• [WRITTEN PROBLEM]:
Lines containing the word "this" are to be located and copied.

• [ENTRIES PROVIDED]:
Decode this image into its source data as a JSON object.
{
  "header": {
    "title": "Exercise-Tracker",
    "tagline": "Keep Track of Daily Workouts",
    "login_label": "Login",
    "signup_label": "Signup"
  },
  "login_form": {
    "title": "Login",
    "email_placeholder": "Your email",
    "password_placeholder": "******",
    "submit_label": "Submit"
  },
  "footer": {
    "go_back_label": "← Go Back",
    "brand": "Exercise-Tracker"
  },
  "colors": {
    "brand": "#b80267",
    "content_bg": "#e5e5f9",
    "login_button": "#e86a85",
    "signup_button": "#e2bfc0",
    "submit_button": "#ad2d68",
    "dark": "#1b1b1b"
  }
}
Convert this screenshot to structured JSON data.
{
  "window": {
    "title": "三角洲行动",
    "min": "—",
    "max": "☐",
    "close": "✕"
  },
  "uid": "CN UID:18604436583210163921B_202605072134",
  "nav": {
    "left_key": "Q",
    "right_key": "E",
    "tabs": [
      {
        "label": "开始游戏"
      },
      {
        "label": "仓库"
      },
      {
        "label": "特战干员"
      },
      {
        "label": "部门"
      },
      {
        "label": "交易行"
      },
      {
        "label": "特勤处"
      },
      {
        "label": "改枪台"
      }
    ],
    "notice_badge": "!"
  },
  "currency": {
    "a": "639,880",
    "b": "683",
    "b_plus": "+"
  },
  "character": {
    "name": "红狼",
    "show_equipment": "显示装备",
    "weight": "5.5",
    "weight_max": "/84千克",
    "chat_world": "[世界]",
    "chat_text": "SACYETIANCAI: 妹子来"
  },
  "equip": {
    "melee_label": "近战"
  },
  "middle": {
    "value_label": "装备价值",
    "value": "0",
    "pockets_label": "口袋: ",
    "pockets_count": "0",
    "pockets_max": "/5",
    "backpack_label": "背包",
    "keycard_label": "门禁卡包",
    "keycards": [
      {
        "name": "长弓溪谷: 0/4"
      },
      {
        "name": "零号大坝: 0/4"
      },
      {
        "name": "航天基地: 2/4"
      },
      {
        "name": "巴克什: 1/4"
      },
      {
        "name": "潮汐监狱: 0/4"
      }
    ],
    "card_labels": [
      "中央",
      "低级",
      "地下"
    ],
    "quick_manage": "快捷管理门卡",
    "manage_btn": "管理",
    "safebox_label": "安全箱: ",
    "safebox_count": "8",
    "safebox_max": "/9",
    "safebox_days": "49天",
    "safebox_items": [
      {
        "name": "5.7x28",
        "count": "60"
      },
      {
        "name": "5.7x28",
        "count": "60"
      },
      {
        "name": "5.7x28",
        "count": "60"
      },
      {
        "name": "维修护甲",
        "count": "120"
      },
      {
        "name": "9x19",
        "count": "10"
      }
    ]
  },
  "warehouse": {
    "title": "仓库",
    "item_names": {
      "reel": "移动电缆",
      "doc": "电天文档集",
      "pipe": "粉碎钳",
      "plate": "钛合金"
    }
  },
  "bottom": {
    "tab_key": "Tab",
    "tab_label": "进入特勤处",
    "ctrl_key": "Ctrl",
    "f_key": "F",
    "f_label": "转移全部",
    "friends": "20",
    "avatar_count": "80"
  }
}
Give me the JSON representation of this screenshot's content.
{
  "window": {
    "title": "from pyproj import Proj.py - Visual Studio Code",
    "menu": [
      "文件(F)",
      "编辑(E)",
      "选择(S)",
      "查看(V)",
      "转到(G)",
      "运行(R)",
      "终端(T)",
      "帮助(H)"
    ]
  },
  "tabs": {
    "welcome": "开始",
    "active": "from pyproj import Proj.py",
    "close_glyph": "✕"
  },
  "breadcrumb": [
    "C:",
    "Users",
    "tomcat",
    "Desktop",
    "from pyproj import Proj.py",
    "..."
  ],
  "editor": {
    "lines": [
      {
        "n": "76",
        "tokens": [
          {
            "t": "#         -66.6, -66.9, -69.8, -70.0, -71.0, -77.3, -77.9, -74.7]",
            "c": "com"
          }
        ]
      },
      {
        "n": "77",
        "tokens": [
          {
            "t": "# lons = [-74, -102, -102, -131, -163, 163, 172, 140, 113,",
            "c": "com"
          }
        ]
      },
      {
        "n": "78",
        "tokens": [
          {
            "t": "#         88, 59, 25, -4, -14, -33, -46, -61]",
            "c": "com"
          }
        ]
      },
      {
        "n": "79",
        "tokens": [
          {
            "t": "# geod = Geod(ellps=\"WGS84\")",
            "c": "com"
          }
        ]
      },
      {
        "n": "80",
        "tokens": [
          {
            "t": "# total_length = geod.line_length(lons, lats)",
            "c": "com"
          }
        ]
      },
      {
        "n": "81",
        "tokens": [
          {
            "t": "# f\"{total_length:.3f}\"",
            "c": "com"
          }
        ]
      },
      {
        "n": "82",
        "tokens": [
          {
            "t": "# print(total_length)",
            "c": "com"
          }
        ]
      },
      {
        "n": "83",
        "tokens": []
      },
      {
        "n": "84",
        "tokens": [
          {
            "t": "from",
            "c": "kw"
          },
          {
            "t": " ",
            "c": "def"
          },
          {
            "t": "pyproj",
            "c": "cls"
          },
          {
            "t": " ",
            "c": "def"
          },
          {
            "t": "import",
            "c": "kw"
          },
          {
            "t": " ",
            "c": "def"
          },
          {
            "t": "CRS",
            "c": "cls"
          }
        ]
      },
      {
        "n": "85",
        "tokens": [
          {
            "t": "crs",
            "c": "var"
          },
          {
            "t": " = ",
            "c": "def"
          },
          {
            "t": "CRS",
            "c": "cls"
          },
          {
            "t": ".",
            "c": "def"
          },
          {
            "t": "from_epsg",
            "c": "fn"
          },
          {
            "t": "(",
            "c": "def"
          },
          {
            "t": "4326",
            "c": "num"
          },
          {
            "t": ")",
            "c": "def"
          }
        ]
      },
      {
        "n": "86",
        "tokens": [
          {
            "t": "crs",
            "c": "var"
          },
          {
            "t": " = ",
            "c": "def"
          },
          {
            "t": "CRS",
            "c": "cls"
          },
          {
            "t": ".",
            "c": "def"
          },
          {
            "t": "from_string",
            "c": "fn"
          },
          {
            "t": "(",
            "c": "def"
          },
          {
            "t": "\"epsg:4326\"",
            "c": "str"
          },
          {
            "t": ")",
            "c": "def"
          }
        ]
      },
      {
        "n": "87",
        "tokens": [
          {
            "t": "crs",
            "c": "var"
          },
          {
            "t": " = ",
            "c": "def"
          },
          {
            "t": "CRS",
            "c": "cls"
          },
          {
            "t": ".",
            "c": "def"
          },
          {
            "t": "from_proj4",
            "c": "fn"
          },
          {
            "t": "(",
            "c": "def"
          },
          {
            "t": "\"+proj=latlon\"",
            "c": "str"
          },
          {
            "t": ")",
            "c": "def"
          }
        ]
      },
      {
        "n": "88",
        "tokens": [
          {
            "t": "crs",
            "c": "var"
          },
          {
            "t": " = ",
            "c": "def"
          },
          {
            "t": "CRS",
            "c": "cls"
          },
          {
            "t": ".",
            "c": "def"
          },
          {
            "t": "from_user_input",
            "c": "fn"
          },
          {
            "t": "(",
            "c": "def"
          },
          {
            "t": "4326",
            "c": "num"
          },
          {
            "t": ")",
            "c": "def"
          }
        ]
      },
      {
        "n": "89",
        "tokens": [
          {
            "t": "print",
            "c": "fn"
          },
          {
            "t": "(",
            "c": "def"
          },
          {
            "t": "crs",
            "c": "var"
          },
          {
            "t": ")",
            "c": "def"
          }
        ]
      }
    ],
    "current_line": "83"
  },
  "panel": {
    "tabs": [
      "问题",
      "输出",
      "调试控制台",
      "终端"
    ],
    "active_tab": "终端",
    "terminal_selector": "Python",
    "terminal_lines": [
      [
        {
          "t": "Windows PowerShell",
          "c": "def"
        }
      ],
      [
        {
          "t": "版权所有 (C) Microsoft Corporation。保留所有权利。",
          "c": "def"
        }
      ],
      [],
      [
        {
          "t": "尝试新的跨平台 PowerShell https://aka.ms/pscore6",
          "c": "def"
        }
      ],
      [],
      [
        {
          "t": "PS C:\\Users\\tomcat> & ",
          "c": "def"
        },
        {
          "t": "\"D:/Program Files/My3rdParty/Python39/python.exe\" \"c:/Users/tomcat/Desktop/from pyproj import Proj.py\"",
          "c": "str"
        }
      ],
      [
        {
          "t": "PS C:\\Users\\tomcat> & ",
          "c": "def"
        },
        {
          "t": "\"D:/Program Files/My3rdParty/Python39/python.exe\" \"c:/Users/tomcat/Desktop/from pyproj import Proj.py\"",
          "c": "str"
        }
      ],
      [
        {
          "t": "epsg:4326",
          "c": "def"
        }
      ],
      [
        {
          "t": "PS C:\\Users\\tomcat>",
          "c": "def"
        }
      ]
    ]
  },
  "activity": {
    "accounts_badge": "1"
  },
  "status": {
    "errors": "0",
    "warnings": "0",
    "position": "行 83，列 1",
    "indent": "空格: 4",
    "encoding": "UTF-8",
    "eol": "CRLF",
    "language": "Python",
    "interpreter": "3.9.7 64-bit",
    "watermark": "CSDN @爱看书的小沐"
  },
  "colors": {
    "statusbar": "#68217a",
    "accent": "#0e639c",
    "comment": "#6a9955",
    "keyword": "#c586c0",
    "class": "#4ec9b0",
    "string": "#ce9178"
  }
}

• [WRITTEN SOLUTION]:
Decode this image into its source data as a JSON object.
Convert this screenshot to structured JSON data.
Give me the JSON representation of this screenshot's content.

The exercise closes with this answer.